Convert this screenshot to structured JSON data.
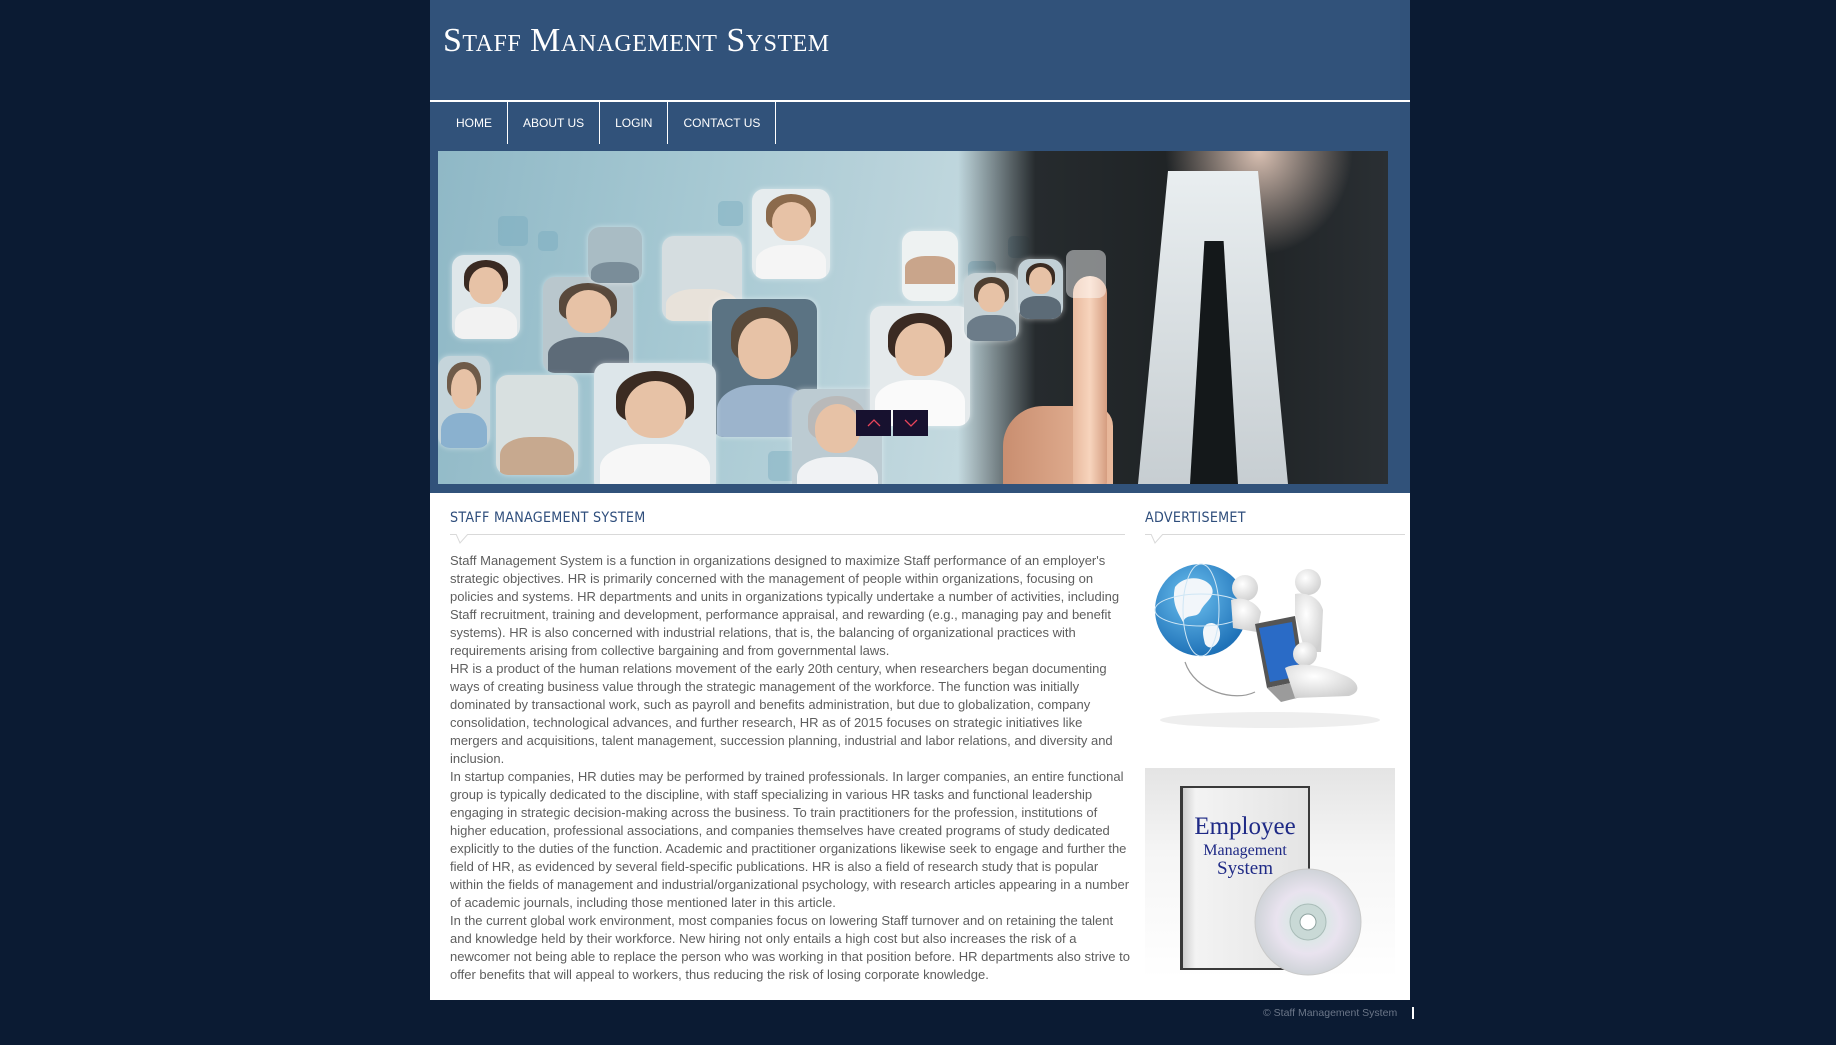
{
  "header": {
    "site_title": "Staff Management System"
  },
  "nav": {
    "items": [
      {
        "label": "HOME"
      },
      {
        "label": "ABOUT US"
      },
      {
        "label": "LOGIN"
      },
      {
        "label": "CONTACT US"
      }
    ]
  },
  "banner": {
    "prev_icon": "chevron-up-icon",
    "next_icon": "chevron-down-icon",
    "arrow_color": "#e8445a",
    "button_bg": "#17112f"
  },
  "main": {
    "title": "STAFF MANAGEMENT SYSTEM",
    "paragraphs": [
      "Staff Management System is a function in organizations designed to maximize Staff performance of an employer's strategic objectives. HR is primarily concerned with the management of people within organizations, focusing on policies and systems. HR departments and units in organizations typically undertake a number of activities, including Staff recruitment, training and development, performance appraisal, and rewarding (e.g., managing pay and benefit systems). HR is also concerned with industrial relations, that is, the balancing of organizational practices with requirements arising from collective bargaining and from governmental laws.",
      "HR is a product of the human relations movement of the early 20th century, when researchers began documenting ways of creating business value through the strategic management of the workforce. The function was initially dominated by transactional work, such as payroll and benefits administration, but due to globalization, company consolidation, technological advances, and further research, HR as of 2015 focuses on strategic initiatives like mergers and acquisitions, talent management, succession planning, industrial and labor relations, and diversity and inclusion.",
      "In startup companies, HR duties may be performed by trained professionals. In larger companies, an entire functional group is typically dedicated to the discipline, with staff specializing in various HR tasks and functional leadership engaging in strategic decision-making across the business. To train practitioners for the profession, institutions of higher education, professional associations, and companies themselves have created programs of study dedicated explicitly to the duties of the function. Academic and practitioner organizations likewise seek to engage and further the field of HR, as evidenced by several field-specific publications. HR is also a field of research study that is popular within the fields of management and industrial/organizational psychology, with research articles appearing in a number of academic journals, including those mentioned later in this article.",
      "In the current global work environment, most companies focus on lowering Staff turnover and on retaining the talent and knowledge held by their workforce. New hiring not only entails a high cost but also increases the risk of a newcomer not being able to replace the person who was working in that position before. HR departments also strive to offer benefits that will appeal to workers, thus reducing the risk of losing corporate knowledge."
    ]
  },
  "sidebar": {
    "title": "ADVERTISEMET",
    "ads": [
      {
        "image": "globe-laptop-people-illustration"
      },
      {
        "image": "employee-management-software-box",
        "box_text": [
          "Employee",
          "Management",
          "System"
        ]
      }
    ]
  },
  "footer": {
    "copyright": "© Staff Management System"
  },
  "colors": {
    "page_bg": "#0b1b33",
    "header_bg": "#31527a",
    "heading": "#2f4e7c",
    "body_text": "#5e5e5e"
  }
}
:::
WHAT THIS TASK INVOLVES → Locate the word "label" in the entries, and copy every line where it is found.

OUTPUT FOR THIS TASK →
        "label": "HOME"
        "label": "ABOUT US"
        "label": "LOGIN"
        "label": "CONTACT US"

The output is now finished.